— Excerpt to read —
□ □ □ □ □

Re: [Bug 11351] New: [IndexedDB] Should we have a maximum key size (or something like that)?

On Wed, Dec 15, 2010 at 12:19 AM, Pablo Castro
<Pablo.Castro@microsoft.com>wrote:

>
> From: public-webapps-request@w3.org [mailto:public-webapps-request@w3.org]
> On Behalf Of Jonas Sicking
> Sent: Friday, December 10, 2010 1:42 PM
>
> >> On Fri, Dec 10, 2010 at 7:32 AM, Jeremy Orlow <jorlow@chromium.org>
> wrote:
> >> > Any more thoughts on this?
> >>
> >> I don't feel strongly one way or another. Implementation wise I don't
> >> really understand why implementations couldn't use keys of unlimited
> >> size. I wouldn't imagine implementations would want to use fixed-size
> >> allocations for every key anyway, right (which would be a strong
> >> reason to keep maximum size down).

□ □ □ □ □

— Listed entries —
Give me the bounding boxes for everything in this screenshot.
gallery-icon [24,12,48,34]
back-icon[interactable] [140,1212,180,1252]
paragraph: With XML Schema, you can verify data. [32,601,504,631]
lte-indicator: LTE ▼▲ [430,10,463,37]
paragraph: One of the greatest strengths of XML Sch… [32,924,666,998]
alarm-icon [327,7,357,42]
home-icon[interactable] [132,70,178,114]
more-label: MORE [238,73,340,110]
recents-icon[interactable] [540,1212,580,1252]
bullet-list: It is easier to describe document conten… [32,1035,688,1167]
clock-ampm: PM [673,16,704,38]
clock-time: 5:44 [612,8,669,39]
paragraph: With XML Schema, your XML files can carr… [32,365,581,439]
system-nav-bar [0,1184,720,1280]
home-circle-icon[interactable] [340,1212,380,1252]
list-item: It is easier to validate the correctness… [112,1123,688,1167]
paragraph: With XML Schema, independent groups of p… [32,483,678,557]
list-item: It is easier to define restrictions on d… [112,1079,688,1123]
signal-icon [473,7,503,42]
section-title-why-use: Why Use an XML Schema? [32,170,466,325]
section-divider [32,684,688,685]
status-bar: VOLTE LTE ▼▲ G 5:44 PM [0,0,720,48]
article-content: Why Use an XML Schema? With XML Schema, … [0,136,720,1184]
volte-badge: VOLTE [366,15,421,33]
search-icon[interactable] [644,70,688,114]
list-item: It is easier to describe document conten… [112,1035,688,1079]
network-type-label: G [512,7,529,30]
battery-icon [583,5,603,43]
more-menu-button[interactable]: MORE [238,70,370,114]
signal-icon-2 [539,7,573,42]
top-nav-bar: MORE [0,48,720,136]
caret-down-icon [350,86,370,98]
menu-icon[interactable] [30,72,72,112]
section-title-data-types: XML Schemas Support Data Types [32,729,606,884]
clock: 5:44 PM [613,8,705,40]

□ □ □ □ □

— Do this —
List every person named in the mailing-list message about IndexedDB key size.

— Exercise output —
Pablo Castro, Jonas Sicking, Jeremy Orlow